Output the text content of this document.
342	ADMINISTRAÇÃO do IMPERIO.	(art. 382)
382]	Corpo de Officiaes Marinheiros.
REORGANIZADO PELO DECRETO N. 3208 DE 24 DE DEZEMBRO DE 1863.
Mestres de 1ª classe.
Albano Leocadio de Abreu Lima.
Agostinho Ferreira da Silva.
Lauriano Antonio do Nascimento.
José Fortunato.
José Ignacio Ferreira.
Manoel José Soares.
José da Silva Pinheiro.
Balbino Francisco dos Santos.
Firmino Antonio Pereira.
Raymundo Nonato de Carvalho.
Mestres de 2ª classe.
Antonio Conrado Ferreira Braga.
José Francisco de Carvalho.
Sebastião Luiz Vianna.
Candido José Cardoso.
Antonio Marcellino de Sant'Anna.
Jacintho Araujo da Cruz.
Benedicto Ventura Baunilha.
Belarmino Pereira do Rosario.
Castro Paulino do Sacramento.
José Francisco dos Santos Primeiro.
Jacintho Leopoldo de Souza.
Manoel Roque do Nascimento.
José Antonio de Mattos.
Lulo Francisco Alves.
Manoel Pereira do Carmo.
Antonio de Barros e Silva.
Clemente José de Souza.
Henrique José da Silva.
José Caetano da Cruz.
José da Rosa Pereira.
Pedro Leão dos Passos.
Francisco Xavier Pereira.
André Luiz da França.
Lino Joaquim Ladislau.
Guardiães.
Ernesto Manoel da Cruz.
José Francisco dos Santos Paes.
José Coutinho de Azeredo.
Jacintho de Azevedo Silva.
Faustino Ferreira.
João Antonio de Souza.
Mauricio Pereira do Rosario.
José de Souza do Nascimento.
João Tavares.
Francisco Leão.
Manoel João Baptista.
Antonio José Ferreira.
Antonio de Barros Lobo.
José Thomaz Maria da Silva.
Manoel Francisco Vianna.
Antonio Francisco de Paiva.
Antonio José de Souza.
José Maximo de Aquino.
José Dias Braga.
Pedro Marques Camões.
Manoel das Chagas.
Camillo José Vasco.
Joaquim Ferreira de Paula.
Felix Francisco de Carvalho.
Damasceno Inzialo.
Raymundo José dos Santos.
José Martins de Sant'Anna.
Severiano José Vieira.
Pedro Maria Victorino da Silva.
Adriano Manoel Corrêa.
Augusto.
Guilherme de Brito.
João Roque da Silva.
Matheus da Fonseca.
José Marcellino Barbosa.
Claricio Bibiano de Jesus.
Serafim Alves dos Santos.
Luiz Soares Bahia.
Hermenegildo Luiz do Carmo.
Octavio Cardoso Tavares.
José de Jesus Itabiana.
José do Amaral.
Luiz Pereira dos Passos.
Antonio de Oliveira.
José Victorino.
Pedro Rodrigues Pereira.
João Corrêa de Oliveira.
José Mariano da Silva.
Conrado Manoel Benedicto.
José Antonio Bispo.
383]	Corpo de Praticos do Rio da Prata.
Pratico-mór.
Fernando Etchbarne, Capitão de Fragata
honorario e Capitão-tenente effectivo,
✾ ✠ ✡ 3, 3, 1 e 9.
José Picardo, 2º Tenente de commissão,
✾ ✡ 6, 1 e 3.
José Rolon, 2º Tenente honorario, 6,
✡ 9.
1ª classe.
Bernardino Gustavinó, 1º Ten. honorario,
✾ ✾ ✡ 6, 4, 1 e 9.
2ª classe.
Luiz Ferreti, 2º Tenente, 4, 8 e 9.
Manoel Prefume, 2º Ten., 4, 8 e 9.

Direction:
Pull out each line of the entries that contains "Joaquim".

Answer:
Lino Joaquim Ladislau.
Joaquim Ferreira de Paula.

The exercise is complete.